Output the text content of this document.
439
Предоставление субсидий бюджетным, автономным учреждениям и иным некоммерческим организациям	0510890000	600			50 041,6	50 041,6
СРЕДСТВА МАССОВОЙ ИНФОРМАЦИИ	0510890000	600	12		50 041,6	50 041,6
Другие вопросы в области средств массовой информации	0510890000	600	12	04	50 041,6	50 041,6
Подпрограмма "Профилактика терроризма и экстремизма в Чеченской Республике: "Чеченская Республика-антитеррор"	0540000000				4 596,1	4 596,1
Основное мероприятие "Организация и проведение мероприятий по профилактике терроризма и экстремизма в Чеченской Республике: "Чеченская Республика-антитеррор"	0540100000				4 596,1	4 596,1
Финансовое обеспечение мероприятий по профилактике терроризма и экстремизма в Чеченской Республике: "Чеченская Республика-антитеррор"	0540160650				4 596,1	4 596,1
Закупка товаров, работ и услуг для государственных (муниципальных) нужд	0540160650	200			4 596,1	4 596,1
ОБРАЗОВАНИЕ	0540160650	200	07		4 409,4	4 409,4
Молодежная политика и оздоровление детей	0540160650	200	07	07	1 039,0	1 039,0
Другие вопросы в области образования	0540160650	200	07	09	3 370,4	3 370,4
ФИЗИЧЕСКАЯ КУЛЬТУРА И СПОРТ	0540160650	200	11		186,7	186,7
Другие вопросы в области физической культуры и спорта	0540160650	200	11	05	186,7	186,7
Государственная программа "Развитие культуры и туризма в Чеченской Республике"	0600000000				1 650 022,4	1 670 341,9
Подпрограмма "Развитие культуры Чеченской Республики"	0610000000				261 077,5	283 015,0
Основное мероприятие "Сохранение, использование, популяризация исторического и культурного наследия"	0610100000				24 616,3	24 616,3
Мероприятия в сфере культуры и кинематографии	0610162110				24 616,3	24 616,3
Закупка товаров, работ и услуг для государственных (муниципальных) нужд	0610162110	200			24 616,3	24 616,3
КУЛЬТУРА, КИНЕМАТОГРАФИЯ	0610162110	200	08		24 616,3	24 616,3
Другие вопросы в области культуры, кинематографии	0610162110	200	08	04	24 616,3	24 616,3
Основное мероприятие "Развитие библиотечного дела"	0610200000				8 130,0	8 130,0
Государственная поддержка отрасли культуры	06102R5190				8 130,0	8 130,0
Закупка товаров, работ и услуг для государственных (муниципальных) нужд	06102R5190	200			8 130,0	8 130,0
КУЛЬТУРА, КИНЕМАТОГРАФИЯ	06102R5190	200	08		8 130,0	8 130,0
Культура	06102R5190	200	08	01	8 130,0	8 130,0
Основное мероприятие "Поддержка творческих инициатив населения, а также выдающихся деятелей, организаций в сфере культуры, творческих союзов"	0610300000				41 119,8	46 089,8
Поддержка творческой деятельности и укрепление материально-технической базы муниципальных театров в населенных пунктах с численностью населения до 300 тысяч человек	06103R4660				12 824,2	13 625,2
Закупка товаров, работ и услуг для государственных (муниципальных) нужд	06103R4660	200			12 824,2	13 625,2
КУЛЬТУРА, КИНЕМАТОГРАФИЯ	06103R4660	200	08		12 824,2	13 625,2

^^^^

> **Exercise description**: Exactly reproduce every record.

> **Task result**:
Output the text content of this document.
439
Предоставление субсидий бюджетным, автономным учреждениям и иным некоммерческим организациям	0510890000	600			50 041,6	50 041,6
СРЕДСТВА МАССОВОЙ ИНФОРМАЦИИ	0510890000	600	12		50 041,6	50 041,6
Другие вопросы в области средств массовой информации	0510890000	600	12	04	50 041,6	50 041,6
Подпрограмма "Профилактика терроризма и экстремизма в Чеченской Республике: "Чеченская Республика-антитеррор"	0540000000				4 596,1	4 596,1
Основное мероприятие "Организация и проведение мероприятий по профилактике терроризма и экстремизма в Чеченской Республике: "Чеченская Республика-антитеррор"	0540100000				4 596,1	4 596,1
Финансовое обеспечение мероприятий по профилактике терроризма и экстремизма в Чеченской Республике: "Чеченская Республика-антитеррор"	0540160650				4 596,1	4 596,1
Закупка товаров, работ и услуг для государственных (муниципальных) нужд	0540160650	200			4 596,1	4 596,1
ОБРАЗОВАНИЕ	0540160650	200	07		4 409,4	4 409,4
Молодежная политика и оздоровление детей	0540160650	200	07	07	1 039,0	1 039,0
Другие вопросы в области образования	0540160650	200	07	09	3 370,4	3 370,4
ФИЗИЧЕСКАЯ КУЛЬТУРА И СПОРТ	0540160650	200	11		186,7	186,7
Другие вопросы в области физической культуры и спорта	0540160650	200	11	05	186,7	186,7
Государственная программа "Развитие культуры и туризма в Чеченской Республике"	0600000000				1 650 022,4	1 670 341,9
Подпрограмма "Развитие культуры Чеченской Республики"	0610000000				261 077,5	283 015,0
Основное мероприятие "Сохранение, использование, популяризация исторического и культурного наследия"	0610100000				24 616,3	24 616,3
Мероприятия в сфере культуры и кинематографии	0610162110				24 616,3	24 616,3
Закупка товаров, работ и услуг для государственных (муниципальных) нужд	0610162110	200			24 616,3	24 616,3
КУЛЬТУРА, КИНЕМАТОГРАФИЯ	0610162110	200	08		24 616,3	24 616,3
Другие вопросы в области культуры, кинематографии	0610162110	200	08	04	24 616,3	24 616,3
Основное мероприятие "Развитие библиотечного дела"	0610200000				8 130,0	8 130,0
Государственная поддержка отрасли культуры	06102R5190				8 130,0	8 130,0
Закупка товаров, работ и услуг для государственных (муниципальных) нужд	06102R5190	200			8 130,0	8 130,0
КУЛЬТУРА, КИНЕМАТОГРАФИЯ	06102R5190	200	08		8 130,0	8 130,0
Культура	06102R5190	200	08	01	8 130,0	8 130,0
Основное мероприятие "Поддержка творческих инициатив населения, а также выдающихся деятелей, организаций в сфере культуры, творческих союзов"	0610300000				41 119,8	46 089,8
Поддержка творческой деятельности и укрепление материально-технической базы муниципальных театров в населенных пунктах с численностью населения до 300 тысяч человек	06103R4660				12 824,2	13 625,2
Закупка товаров, работ и услуг для государственных (муниципальных) нужд	06103R4660	200			12 824,2	13 625,2
КУЛЬТУРА, КИНЕМАТОГРАФИЯ	06103R4660	200	08		12 824,2	13 625,2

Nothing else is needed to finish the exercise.